WORK TO BE COMPLETED =>
Make a tally of the lines in the records that include the string "JSON", and give only that number.

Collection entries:

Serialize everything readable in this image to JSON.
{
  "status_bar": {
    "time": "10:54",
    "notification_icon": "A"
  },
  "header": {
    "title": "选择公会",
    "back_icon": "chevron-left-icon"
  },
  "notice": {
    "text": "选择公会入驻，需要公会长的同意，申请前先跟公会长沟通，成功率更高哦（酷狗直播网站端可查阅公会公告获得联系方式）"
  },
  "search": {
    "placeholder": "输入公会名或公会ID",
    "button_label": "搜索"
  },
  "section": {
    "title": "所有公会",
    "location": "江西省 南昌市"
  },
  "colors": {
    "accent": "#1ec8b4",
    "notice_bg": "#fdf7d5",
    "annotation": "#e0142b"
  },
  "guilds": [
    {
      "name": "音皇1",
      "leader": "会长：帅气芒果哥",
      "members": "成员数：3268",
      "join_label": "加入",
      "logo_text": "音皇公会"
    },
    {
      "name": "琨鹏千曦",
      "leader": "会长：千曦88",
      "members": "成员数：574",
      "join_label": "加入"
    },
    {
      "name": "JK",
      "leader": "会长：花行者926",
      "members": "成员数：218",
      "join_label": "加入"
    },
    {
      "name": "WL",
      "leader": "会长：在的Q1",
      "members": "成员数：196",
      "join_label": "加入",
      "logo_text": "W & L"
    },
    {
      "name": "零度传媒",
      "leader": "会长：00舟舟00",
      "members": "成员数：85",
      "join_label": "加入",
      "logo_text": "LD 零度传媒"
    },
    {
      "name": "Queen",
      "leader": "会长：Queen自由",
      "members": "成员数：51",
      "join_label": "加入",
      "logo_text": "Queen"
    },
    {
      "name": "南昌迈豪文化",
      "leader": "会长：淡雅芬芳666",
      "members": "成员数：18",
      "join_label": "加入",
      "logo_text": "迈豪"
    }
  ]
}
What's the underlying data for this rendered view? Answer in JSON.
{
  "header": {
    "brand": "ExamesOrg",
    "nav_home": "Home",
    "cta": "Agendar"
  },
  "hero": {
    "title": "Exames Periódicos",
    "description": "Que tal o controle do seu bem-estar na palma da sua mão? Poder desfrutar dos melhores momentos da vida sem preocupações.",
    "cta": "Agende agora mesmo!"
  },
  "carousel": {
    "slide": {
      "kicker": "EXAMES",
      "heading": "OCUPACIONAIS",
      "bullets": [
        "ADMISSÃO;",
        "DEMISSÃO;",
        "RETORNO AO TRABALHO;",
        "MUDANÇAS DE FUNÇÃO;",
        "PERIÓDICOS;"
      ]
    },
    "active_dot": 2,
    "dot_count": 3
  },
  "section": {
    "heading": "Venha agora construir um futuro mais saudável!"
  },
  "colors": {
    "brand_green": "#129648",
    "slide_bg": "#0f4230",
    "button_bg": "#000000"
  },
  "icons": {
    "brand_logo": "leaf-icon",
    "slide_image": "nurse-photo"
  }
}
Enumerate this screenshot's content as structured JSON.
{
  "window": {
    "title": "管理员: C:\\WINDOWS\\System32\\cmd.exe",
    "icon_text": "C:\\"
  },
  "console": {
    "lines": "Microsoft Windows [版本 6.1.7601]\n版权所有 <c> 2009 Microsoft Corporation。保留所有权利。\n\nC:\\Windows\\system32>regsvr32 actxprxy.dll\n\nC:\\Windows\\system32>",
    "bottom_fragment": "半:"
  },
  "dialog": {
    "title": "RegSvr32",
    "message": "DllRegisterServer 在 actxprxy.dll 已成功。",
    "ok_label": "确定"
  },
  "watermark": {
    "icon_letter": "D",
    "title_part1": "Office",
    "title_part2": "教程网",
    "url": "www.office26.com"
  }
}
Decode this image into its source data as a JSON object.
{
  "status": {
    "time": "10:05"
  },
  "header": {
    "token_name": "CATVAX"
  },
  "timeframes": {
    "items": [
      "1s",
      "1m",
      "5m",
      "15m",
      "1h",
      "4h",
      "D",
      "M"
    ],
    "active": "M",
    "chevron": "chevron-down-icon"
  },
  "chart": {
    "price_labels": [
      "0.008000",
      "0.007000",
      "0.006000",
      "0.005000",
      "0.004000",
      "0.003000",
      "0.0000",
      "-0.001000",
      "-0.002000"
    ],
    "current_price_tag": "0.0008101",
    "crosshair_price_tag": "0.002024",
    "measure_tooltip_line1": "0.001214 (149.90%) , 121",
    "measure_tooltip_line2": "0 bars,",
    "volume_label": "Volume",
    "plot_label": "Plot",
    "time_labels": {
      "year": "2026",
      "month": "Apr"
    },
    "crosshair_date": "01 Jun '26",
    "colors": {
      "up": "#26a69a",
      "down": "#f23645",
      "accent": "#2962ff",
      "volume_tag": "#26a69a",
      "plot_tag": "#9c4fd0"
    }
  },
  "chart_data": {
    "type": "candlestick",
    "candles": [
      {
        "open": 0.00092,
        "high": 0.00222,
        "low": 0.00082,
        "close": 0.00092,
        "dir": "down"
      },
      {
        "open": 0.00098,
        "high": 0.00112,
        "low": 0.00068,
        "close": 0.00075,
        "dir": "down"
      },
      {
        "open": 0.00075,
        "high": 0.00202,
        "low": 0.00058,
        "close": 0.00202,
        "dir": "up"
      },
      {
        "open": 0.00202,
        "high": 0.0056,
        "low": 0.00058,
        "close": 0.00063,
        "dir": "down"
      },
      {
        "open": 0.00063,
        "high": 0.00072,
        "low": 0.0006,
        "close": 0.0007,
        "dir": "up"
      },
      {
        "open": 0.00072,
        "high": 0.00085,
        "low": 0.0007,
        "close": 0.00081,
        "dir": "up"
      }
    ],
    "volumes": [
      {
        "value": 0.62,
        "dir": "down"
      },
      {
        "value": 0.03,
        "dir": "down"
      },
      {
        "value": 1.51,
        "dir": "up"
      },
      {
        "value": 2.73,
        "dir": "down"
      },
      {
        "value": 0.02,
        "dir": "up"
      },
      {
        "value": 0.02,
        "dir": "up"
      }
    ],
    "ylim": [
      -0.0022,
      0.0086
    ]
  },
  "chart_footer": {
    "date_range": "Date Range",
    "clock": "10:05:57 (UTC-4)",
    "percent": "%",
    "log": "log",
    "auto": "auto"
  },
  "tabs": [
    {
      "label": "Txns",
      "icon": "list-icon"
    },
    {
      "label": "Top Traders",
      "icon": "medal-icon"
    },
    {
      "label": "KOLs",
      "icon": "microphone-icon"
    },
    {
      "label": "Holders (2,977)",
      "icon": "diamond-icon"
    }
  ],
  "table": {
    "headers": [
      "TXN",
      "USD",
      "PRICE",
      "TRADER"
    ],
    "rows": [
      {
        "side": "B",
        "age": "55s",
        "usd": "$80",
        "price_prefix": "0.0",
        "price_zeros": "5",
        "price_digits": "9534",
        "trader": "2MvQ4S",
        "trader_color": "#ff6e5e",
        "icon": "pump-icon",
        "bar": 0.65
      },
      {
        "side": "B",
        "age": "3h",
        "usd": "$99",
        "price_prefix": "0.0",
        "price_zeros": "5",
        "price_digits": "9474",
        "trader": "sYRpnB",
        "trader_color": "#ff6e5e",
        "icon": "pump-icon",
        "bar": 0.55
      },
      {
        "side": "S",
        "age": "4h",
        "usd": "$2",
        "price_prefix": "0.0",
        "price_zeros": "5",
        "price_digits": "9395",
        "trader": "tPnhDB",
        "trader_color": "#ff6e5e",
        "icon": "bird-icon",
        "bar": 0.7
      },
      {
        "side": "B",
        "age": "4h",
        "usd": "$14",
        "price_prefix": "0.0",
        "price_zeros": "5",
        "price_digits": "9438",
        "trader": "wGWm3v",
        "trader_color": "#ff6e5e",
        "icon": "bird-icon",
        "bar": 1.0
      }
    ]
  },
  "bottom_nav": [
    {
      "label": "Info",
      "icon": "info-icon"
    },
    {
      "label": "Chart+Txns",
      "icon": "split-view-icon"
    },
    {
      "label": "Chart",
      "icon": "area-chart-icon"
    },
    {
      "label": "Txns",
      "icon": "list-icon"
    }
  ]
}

RESPONSE TO THIS EXERCISE =>
4